What to work on
Each entry below is to be printed verbatim.

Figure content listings
## start

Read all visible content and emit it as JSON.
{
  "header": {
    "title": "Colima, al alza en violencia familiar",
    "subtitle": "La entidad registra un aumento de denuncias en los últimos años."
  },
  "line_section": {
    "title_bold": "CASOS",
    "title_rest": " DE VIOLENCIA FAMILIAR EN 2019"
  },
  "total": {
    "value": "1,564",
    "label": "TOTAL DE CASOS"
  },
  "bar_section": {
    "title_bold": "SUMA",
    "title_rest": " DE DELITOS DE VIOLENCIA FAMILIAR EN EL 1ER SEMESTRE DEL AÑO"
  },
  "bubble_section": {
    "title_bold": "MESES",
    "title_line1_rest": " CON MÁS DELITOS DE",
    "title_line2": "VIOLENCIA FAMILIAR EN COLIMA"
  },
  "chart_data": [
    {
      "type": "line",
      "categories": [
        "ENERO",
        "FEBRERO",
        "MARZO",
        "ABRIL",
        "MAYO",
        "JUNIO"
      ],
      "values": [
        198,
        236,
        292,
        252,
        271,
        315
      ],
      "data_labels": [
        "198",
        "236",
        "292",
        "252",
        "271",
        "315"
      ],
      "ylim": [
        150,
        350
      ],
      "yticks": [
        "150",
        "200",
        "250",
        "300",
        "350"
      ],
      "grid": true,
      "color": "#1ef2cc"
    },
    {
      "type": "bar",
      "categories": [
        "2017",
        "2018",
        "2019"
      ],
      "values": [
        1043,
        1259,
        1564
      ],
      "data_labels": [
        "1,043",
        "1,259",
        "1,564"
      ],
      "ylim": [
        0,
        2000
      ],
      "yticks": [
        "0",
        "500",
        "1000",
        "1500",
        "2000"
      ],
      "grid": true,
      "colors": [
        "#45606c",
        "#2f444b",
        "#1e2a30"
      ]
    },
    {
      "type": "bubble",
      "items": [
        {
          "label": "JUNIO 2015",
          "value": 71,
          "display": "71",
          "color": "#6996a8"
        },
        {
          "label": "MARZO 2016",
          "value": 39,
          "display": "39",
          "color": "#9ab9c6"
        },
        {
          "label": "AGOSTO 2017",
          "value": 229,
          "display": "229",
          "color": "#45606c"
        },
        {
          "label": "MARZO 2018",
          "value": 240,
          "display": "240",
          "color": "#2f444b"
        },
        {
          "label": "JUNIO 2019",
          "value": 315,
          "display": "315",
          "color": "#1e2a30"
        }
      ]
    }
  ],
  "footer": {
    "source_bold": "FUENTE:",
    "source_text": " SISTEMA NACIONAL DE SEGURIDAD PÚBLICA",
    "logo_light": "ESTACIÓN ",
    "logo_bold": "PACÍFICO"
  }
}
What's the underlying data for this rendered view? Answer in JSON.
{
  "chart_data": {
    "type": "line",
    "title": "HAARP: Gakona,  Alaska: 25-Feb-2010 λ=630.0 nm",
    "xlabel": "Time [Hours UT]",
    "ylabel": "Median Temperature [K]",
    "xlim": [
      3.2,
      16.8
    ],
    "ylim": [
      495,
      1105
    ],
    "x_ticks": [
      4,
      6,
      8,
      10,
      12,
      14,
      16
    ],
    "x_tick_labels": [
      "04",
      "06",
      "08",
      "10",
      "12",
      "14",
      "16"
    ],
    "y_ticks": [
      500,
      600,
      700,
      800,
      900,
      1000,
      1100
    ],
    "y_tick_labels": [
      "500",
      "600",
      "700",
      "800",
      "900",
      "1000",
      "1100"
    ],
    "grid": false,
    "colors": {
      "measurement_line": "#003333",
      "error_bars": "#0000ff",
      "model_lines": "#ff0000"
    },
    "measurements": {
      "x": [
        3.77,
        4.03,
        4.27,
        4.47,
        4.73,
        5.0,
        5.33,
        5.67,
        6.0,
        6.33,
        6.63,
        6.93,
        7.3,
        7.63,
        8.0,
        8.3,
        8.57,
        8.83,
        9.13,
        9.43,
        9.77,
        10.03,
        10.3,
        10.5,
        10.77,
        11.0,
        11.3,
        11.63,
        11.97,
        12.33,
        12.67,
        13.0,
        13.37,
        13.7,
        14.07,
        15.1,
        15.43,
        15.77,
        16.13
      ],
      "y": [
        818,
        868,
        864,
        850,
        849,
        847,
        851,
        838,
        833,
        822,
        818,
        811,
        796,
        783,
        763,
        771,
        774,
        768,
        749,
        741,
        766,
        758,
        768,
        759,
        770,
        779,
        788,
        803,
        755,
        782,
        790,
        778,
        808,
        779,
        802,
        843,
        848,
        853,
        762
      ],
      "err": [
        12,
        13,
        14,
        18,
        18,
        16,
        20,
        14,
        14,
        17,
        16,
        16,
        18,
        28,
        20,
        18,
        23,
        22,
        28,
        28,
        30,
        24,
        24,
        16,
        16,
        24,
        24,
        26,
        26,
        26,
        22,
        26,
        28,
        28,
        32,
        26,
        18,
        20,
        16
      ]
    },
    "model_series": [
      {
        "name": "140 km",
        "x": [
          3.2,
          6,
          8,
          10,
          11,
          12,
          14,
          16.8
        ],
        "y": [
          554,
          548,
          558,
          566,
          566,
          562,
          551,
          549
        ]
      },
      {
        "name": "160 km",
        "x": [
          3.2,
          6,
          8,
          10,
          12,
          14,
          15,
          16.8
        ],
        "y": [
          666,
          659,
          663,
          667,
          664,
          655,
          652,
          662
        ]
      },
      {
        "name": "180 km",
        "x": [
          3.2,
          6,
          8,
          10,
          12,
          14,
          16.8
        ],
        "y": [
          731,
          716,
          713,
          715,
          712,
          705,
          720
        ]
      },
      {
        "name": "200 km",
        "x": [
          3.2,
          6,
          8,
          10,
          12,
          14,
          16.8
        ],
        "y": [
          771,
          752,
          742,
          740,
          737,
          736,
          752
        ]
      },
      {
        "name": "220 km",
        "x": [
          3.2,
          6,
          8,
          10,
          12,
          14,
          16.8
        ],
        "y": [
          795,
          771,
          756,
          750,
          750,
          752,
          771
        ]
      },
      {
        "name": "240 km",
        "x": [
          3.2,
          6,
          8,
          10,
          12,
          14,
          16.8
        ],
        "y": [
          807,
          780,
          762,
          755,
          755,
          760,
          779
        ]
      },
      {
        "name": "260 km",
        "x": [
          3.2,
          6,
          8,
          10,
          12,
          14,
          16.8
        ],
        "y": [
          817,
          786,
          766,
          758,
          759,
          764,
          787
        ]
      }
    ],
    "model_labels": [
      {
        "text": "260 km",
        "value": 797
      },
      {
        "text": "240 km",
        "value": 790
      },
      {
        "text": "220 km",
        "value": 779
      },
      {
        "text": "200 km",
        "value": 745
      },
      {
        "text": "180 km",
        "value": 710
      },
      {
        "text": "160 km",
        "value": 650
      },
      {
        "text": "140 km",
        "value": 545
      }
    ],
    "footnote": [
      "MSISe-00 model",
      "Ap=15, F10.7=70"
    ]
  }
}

## end

Expected output
Read all visible content and emit it as JSON.
{
  "header": {
    "title": "Colima, al alza en violencia familiar",
    "subtitle": "La entidad registra un aumento de denuncias en los últimos años."
  },
  "line_section": {
    "title_bold": "CASOS",
    "title_rest": " DE VIOLENCIA FAMILIAR EN 2019"
  },
  "total": {
    "value": "1,564",
    "label": "TOTAL DE CASOS"
  },
  "bar_section": {
    "title_bold": "SUMA",
    "title_rest": " DE DELITOS DE VIOLENCIA FAMILIAR EN EL 1ER SEMESTRE DEL AÑO"
  },
  "bubble_section": {
    "title_bold": "MESES",
    "title_line1_rest": " CON MÁS DELITOS DE",
    "title_line2": "VIOLENCIA FAMILIAR EN COLIMA"
  },
  "chart_data": [
    {
      "type": "line",
      "categories": [
        "ENERO",
        "FEBRERO",
        "MARZO",
        "ABRIL",
        "MAYO",
        "JUNIO"
      ],
      "values": [
        198,
        236,
        292,
        252,
        271,
        315
      ],
      "data_labels": [
        "198",
        "236",
        "292",
        "252",
        "271",
        "315"
      ],
      "ylim": [
        150,
        350
      ],
      "yticks": [
        "150",
        "200",
        "250",
        "300",
        "350"
      ],
      "grid": true,
      "color": "#1ef2cc"
    },
    {
      "type": "bar",
      "categories": [
        "2017",
        "2018",
        "2019"
      ],
      "values": [
        1043,
        1259,
        1564
      ],
      "data_labels": [
        "1,043",
        "1,259",
        "1,564"
      ],
      "ylim": [
        0,
        2000
      ],
      "yticks": [
        "0",
        "500",
        "1000",
        "1500",
        "2000"
      ],
      "grid": true,
      "colors": [
        "#45606c",
        "#2f444b",
        "#1e2a30"
      ]
    },
    {
      "type": "bubble",
      "items": [
        {
          "label": "JUNIO 2015",
          "value": 71,
          "display": "71",
          "color": "#6996a8"
        },
        {
          "label": "MARZO 2016",
          "value": 39,
          "display": "39",
          "color": "#9ab9c6"
        },
        {
          "label": "AGOSTO 2017",
          "value": 229,
          "display": "229",
          "color": "#45606c"
        },
        {
          "label": "MARZO 2018",
          "value": 240,
          "display": "240",
          "color": "#2f444b"
        },
        {
          "label": "JUNIO 2019",
          "value": 315,
          "display": "315",
          "color": "#1e2a30"
        }
      ]
    }
  ],
  "footer": {
    "source_bold": "FUENTE:",
    "source_text": " SISTEMA NACIONAL DE SEGURIDAD PÚBLICA",
    "logo_light": "ESTACIÓN ",
    "logo_bold": "PACÍFICO"
  }
}
What's the underlying data for this rendered view? Answer in JSON.
{
  "chart_data": {
    "type": "line",
    "title": "HAARP: Gakona,  Alaska: 25-Feb-2010 λ=630.0 nm",
    "xlabel": "Time [Hours UT]",
    "ylabel": "Median Temperature [K]",
    "xlim": [
      3.2,
      16.8
    ],
    "ylim": [
      495,
      1105
    ],
    "x_ticks": [
      4,
      6,
      8,
      10,
      12,
      14,
      16
    ],
    "x_tick_labels": [
      "04",
      "06",
      "08",
      "10",
      "12",
      "14",
      "16"
    ],
    "y_ticks": [
      500,
      600,
      700,
      800,
      900,
      1000,
      1100
    ],
    "y_tick_labels": [
      "500",
      "600",
      "700",
      "800",
      "900",
      "1000",
      "1100"
    ],
    "grid": false,
    "colors": {
      "measurement_line": "#003333",
      "error_bars": "#0000ff",
      "model_lines": "#ff0000"
    },
    "measurements": {
      "x": [
        3.77,
        4.03,
        4.27,
        4.47,
        4.73,
        5.0,
        5.33,
        5.67,
        6.0,
        6.33,
        6.63,
        6.93,
        7.3,
        7.63,
        8.0,
        8.3,
        8.57,
        8.83,
        9.13,
        9.43,
        9.77,
        10.03,
        10.3,
        10.5,
        10.77,
        11.0,
        11.3,
        11.63,
        11.97,
        12.33,
        12.67,
        13.0,
        13.37,
        13.7,
        14.07,
        15.1,
        15.43,
        15.77,
        16.13
      ],
      "y": [
        818,
        868,
        864,
        850,
        849,
        847,
        851,
        838,
        833,
        822,
        818,
        811,
        796,
        783,
        763,
        771,
        774,
        768,
        749,
        741,
        766,
        758,
        768,
        759,
        770,
        779,
        788,
        803,
        755,
        782,
        790,
        778,
        808,
        779,
        802,
        843,
        848,
        853,
        762
      ],
      "err": [
        12,
        13,
        14,
        18,
        18,
        16,
        20,
        14,
        14,
        17,
        16,
        16,
        18,
        28,
        20,
        18,
        23,
        22,
        28,
        28,
        30,
        24,
        24,
        16,
        16,
        24,
        24,
        26,
        26,
        26,
        22,
        26,
        28,
        28,
        32,
        26,
        18,
        20,
        16
      ]
    },
    "model_series": [
      {
        "name": "140 km",
        "x": [
          3.2,
          6,
          8,
          10,
          11,
          12,
          14,
          16.8
        ],
        "y": [
          554,
          548,
          558,
          566,
          566,
          562,
          551,
          549
        ]
      },
      {
        "name": "160 km",
        "x": [
          3.2,
          6,
          8,
          10,
          12,
          14,
          15,
          16.8
        ],
        "y": [
          666,
          659,
          663,
          667,
          664,
          655,
          652,
          662
        ]
      },
      {
        "name": "180 km",
        "x": [
          3.2,
          6,
          8,
          10,
          12,
          14,
          16.8
        ],
        "y": [
          731,
          716,
          713,
          715,
          712,
          705,
          720
        ]
      },
      {
        "name": "200 km",
        "x": [
          3.2,
          6,
          8,
          10,
          12,
          14,
          16.8
        ],
        "y": [
          771,
          752,
          742,
          740,
          737,
          736,
          752
        ]
      },
      {
        "name": "220 km",
        "x": [
          3.2,
          6,
          8,
          10,
          12,
          14,
          16.8
        ],
        "y": [
          795,
          771,
          756,
          750,
          750,
          752,
          771
        ]
      },
      {
        "name": "240 km",
        "x": [
          3.2,
          6,
          8,
          10,
          12,
          14,
          16.8
        ],
        "y": [
          807,
          780,
          762,
          755,
          755,
          760,
          779
        ]
      },
      {
        "name": "260 km",
        "x": [
          3.2,
          6,
          8,
          10,
          12,
          14,
          16.8
        ],
        "y": [
          817,
          786,
          766,
          758,
          759,
          764,
          787
        ]
      }
    ],
    "model_labels": [
      {
        "text": "260 km",
        "value": 797
      },
      {
        "text": "240 km",
        "value": 790
      },
      {
        "text": "220 km",
        "value": 779
      },
      {
        "text": "200 km",
        "value": 745
      },
      {
        "text": "180 km",
        "value": 710
      },
      {
        "text": "160 km",
        "value": 650
      },
      {
        "text": "140 km",
        "value": 545
      }
    ],
    "footnote": [
      "MSISe-00 model",
      "Ap=15, F10.7=70"
    ]
  }
}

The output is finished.